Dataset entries
___

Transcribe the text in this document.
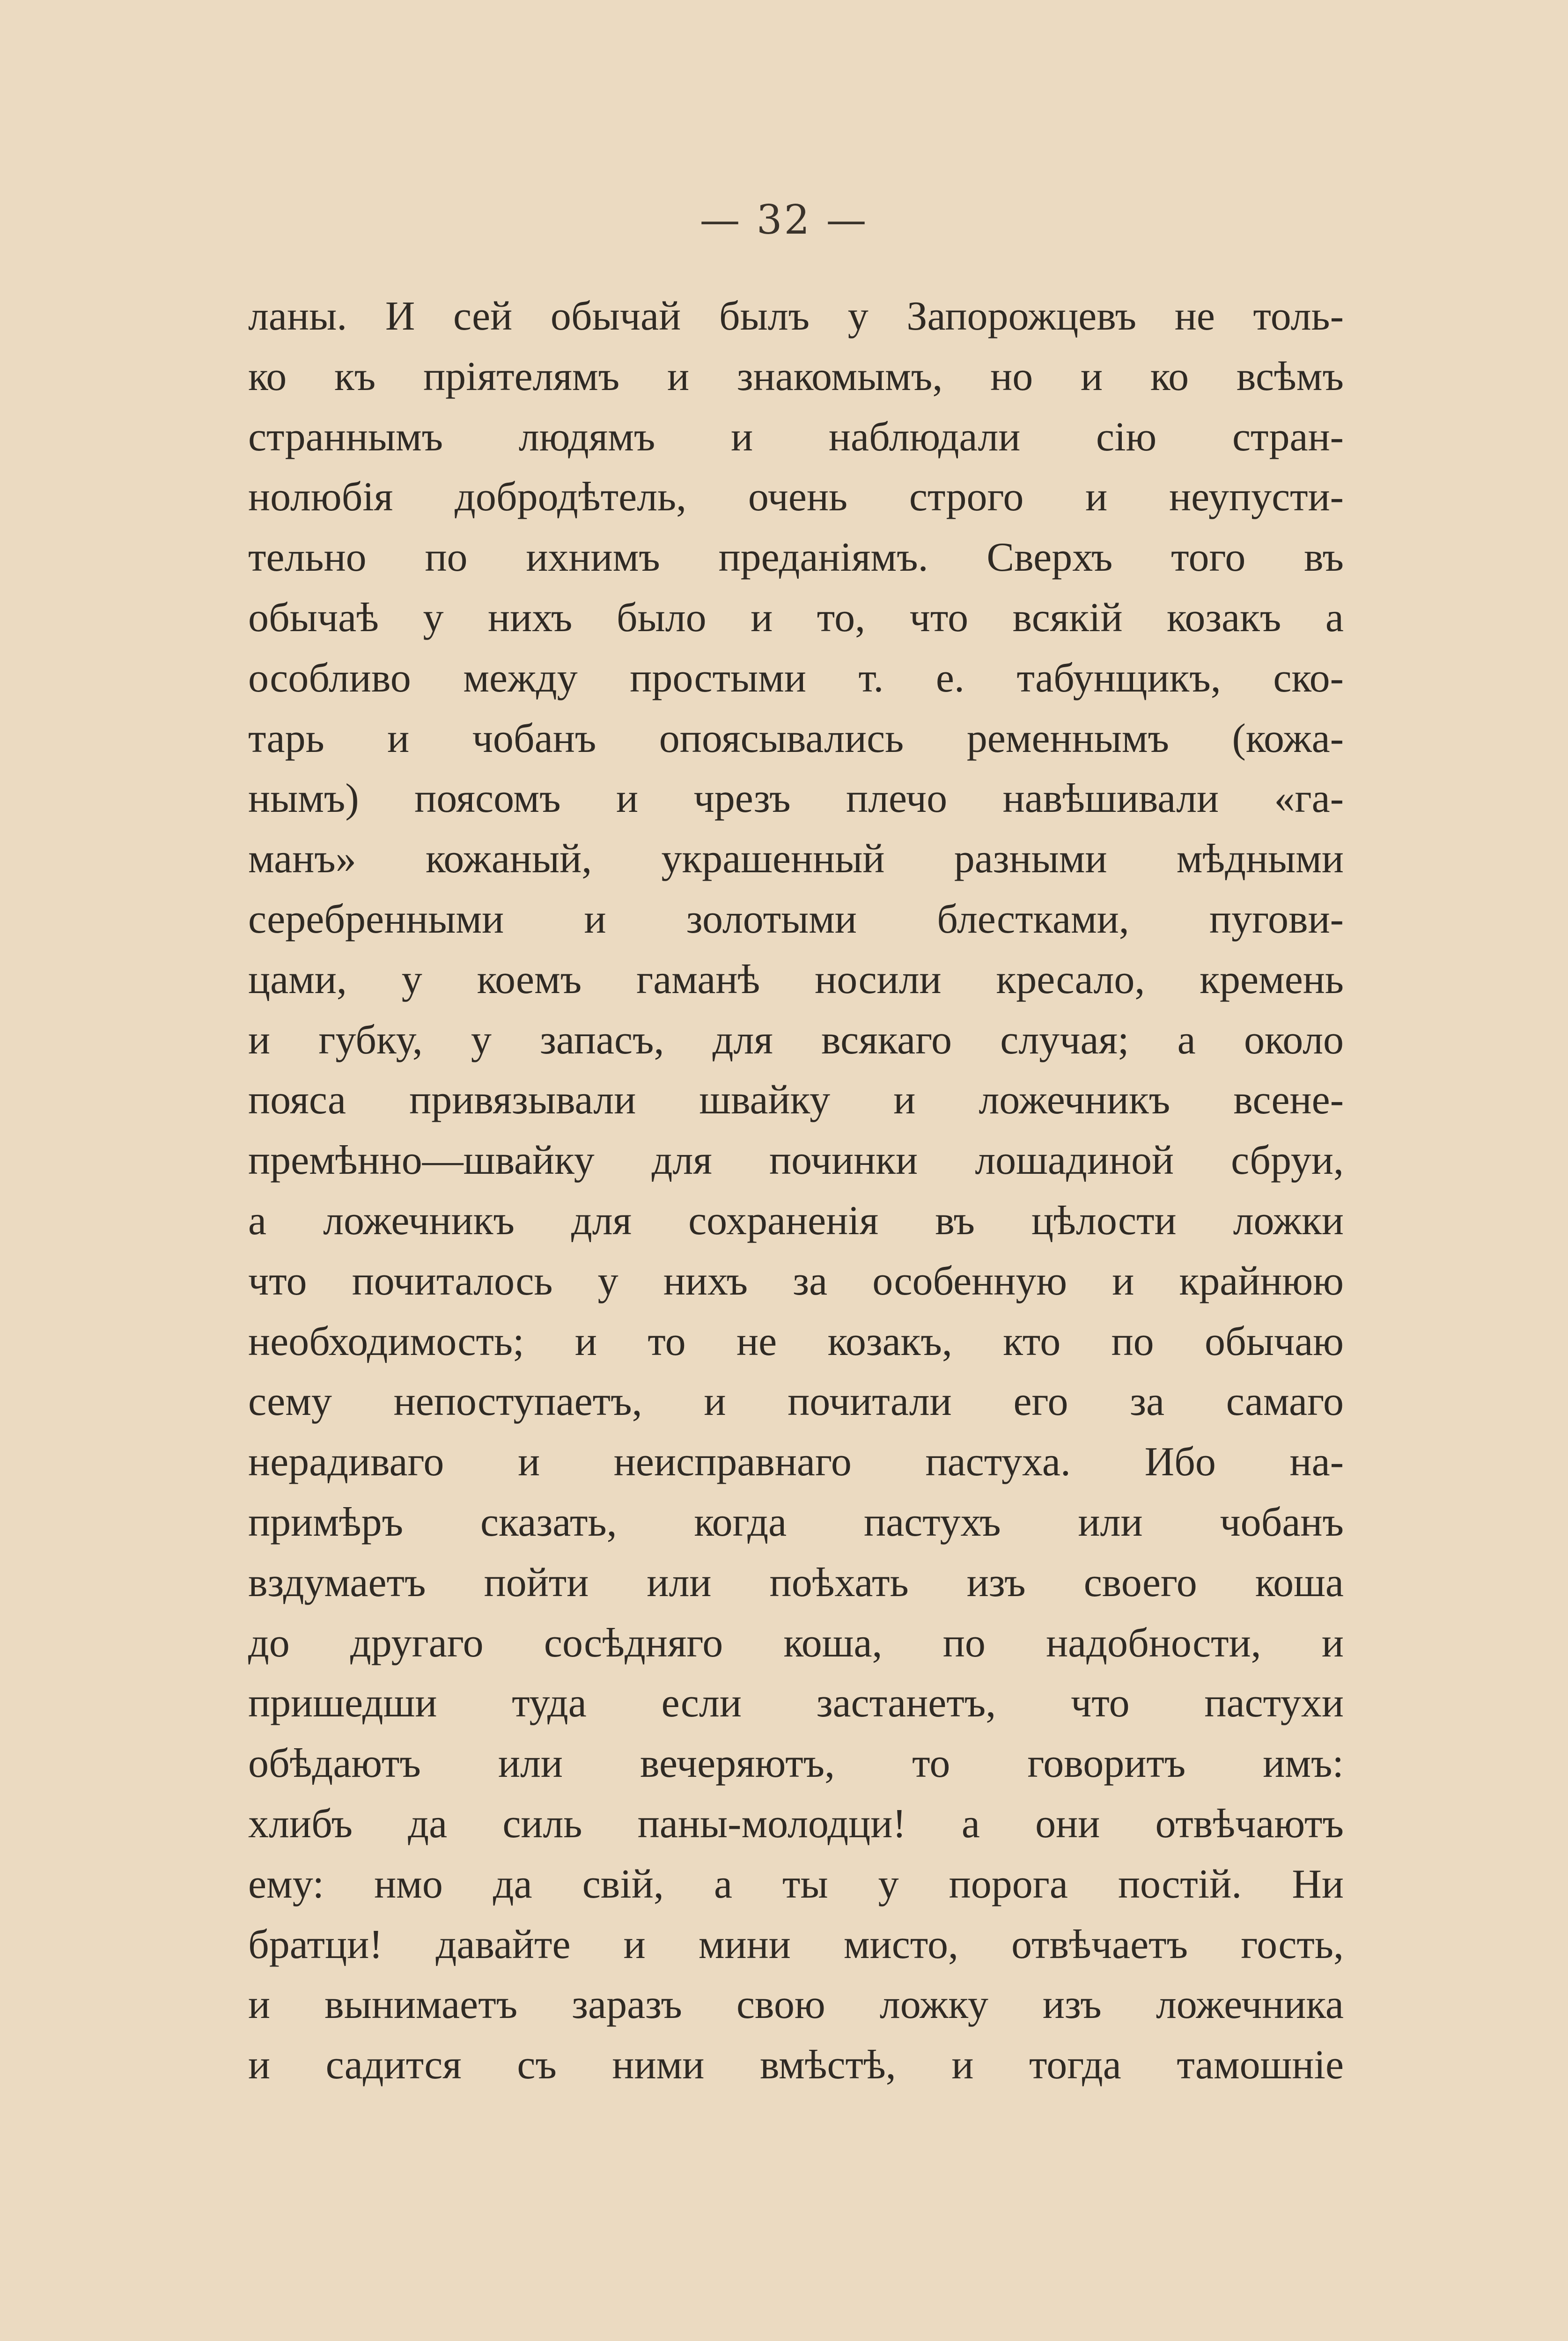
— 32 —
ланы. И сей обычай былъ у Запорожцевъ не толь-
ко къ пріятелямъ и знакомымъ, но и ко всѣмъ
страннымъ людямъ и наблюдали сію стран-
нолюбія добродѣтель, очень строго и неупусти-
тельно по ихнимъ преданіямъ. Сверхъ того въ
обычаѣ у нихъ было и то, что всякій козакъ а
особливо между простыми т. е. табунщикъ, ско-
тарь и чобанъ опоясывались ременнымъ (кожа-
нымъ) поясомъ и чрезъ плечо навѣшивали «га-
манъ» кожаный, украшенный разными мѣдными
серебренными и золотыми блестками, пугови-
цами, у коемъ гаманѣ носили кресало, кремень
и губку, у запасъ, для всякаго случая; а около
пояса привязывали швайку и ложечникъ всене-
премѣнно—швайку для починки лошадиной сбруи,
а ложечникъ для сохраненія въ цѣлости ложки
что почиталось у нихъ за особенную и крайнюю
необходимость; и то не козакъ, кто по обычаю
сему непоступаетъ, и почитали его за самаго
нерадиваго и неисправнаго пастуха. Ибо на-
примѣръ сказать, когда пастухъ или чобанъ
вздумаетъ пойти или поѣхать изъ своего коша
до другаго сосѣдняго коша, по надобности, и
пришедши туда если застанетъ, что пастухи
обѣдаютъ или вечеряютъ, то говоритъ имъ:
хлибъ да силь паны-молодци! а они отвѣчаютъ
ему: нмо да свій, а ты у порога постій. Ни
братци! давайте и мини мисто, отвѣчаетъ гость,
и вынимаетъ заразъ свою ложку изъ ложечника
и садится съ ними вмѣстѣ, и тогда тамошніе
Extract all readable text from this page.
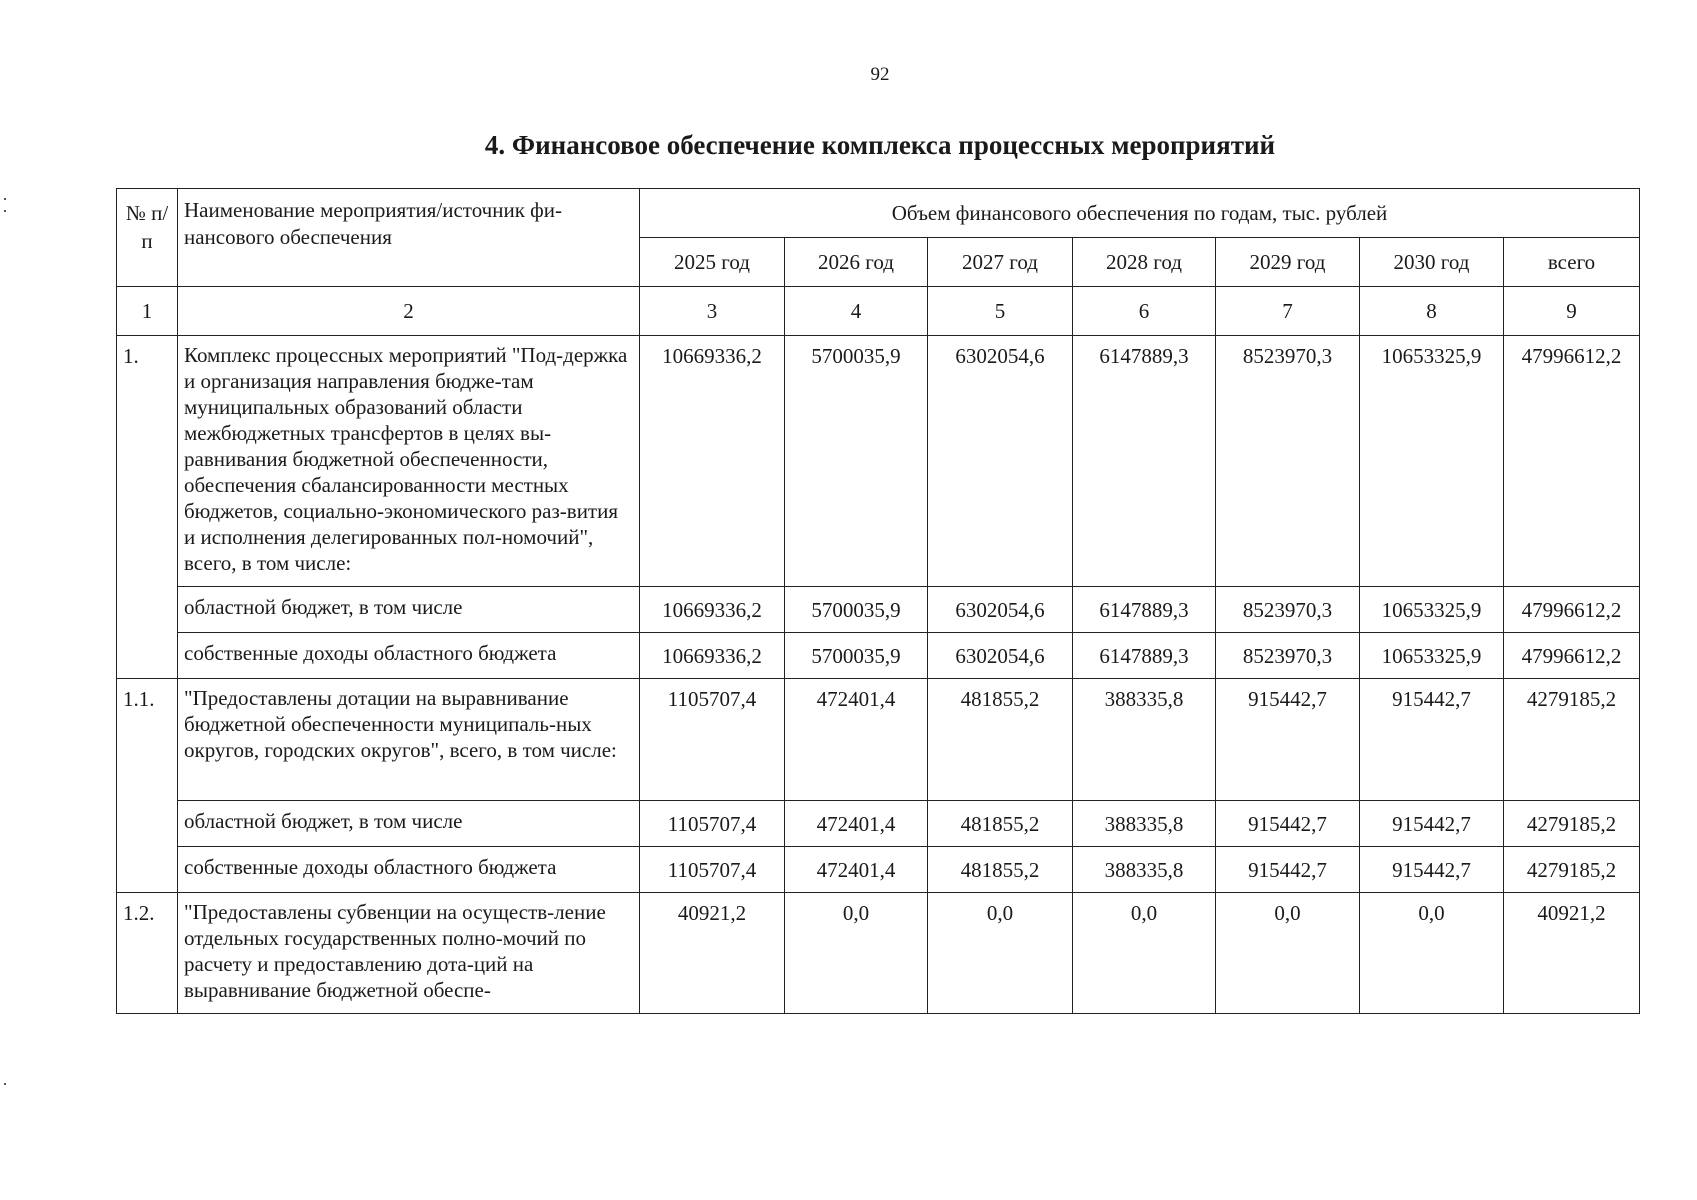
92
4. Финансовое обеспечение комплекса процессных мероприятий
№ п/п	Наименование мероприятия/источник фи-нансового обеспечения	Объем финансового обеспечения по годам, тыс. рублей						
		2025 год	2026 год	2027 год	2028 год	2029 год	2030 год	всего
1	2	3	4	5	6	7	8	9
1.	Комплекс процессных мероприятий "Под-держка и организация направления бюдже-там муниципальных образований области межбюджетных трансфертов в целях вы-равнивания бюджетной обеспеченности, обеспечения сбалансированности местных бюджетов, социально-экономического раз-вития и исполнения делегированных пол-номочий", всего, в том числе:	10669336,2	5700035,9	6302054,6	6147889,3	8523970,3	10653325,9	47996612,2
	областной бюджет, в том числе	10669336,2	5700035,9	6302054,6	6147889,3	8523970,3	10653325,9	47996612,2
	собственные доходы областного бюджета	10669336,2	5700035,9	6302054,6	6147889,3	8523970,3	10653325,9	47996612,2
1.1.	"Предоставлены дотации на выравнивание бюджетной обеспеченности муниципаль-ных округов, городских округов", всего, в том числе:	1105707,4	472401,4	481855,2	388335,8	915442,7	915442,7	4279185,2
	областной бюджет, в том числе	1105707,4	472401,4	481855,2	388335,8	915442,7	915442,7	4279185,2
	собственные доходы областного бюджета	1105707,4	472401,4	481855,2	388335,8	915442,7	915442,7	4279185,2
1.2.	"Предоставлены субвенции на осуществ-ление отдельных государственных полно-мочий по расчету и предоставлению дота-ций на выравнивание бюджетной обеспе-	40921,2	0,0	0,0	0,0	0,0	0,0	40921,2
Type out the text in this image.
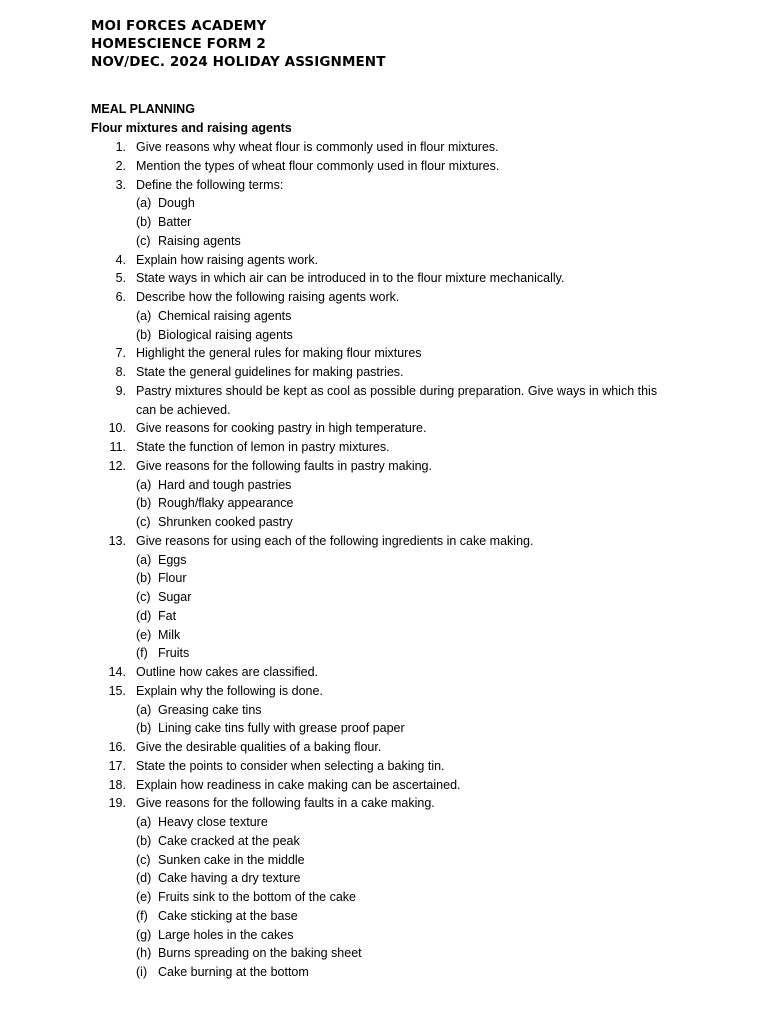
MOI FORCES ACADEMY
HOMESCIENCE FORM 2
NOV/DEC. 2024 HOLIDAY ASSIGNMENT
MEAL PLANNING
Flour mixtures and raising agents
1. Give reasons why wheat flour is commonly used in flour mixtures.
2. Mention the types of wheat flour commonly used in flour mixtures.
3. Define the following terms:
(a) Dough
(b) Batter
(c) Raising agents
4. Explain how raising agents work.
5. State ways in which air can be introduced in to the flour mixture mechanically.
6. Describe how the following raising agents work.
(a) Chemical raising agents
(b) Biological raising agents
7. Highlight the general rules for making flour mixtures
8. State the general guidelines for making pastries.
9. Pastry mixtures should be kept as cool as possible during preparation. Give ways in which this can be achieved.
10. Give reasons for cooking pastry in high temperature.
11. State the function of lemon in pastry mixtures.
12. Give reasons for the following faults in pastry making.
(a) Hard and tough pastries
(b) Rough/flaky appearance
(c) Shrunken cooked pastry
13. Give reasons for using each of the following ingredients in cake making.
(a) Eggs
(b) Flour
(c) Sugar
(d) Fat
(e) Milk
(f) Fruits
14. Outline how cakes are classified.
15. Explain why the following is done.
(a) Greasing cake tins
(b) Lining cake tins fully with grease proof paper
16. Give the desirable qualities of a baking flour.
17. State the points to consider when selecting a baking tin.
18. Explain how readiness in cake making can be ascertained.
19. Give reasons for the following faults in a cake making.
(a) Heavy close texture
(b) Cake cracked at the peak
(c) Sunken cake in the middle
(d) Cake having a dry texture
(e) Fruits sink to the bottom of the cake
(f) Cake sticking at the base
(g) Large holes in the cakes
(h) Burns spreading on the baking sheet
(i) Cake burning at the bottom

___

GOAL
Establish how many lines of the material above hold the word "бюджета". Nothing but the count should be returned.

ANSWER TO THIS PROBLEM
2